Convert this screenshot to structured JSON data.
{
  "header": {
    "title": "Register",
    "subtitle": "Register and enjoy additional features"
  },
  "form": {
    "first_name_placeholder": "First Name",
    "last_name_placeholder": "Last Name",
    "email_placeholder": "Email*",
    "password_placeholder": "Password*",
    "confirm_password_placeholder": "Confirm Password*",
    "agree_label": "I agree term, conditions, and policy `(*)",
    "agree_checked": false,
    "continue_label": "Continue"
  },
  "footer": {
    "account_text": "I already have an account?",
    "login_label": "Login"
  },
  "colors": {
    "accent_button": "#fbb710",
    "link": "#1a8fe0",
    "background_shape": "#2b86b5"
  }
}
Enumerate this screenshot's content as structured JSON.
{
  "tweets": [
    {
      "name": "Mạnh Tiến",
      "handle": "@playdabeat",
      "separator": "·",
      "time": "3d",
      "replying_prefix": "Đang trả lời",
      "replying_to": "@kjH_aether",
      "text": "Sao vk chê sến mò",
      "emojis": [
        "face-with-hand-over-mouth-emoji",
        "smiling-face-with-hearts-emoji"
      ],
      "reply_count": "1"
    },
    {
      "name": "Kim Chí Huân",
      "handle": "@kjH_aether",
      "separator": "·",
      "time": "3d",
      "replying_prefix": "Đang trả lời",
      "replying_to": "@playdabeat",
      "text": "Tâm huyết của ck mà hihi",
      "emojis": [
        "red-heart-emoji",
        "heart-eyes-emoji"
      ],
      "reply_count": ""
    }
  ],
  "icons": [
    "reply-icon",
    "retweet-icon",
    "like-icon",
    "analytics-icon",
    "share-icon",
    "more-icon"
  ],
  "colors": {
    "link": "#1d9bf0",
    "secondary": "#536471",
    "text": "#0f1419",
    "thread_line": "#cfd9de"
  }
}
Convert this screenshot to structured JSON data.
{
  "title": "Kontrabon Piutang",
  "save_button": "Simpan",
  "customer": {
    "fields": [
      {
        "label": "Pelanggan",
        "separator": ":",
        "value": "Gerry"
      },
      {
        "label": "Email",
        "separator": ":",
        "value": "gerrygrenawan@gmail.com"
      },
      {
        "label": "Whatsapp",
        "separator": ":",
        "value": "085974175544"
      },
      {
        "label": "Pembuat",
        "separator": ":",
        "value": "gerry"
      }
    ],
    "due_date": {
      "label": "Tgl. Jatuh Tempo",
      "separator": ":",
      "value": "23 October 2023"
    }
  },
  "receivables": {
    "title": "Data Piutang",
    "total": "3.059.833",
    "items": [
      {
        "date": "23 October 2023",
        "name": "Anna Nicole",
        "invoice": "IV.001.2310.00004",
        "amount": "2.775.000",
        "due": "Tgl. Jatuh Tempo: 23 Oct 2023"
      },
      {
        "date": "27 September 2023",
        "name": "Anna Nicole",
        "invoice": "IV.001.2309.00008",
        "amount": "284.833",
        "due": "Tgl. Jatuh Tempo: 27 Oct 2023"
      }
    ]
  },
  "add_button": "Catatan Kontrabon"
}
- - - - -
**What you have to do:**
Take the material above and return all of it exactly.

**Response to the task:**
Convert this screenshot to structured JSON data.
{
  "header": {
    "title": "Register",
    "subtitle": "Register and enjoy additional features"
  },
  "form": {
    "first_name_placeholder": "First Name",
    "last_name_placeholder": "Last Name",
    "email_placeholder": "Email*",
    "password_placeholder": "Password*",
    "confirm_password_placeholder": "Confirm Password*",
    "agree_label": "I agree term, conditions, and policy `(*)",
    "agree_checked": false,
    "continue_label": "Continue"
  },
  "footer": {
    "account_text": "I already have an account?",
    "login_label": "Login"
  },
  "colors": {
    "accent_button": "#fbb710",
    "link": "#1a8fe0",
    "background_shape": "#2b86b5"
  }
}
Enumerate this screenshot's content as structured JSON.
{
  "tweets": [
    {
      "name": "Mạnh Tiến",
      "handle": "@playdabeat",
      "separator": "·",
      "time": "3d",
      "replying_prefix": "Đang trả lời",
      "replying_to": "@kjH_aether",
      "text": "Sao vk chê sến mò",
      "emojis": [
        "face-with-hand-over-mouth-emoji",
        "smiling-face-with-hearts-emoji"
      ],
      "reply_count": "1"
    },
    {
      "name": "Kim Chí Huân",
      "handle": "@kjH_aether",
      "separator": "·",
      "time": "3d",
      "replying_prefix": "Đang trả lời",
      "replying_to": "@playdabeat",
      "text": "Tâm huyết của ck mà hihi",
      "emojis": [
        "red-heart-emoji",
        "heart-eyes-emoji"
      ],
      "reply_count": ""
    }
  ],
  "icons": [
    "reply-icon",
    "retweet-icon",
    "like-icon",
    "analytics-icon",
    "share-icon",
    "more-icon"
  ],
  "colors": {
    "link": "#1d9bf0",
    "secondary": "#536471",
    "text": "#0f1419",
    "thread_line": "#cfd9de"
  }
}
Convert this screenshot to structured JSON data.
{
  "title": "Kontrabon Piutang",
  "save_button": "Simpan",
  "customer": {
    "fields": [
      {
        "label": "Pelanggan",
        "separator": ":",
        "value": "Gerry"
      },
      {
        "label": "Email",
        "separator": ":",
        "value": "gerrygrenawan@gmail.com"
      },
      {
        "label": "Whatsapp",
        "separator": ":",
        "value": "085974175544"
      },
      {
        "label": "Pembuat",
        "separator": ":",
        "value": "gerry"
      }
    ],
    "due_date": {
      "label": "Tgl. Jatuh Tempo",
      "separator": ":",
      "value": "23 October 2023"
    }
  },
  "receivables": {
    "title": "Data Piutang",
    "total": "3.059.833",
    "items": [
      {
        "date": "23 October 2023",
        "name": "Anna Nicole",
        "invoice": "IV.001.2310.00004",
        "amount": "2.775.000",
        "due": "Tgl. Jatuh Tempo: 23 Oct 2023"
      },
      {
        "date": "27 September 2023",
        "name": "Anna Nicole",
        "invoice": "IV.001.2309.00008",
        "amount": "284.833",
        "due": "Tgl. Jatuh Tempo: 27 Oct 2023"
      }
    ]
  },
  "add_button": "Catatan Kontrabon"
}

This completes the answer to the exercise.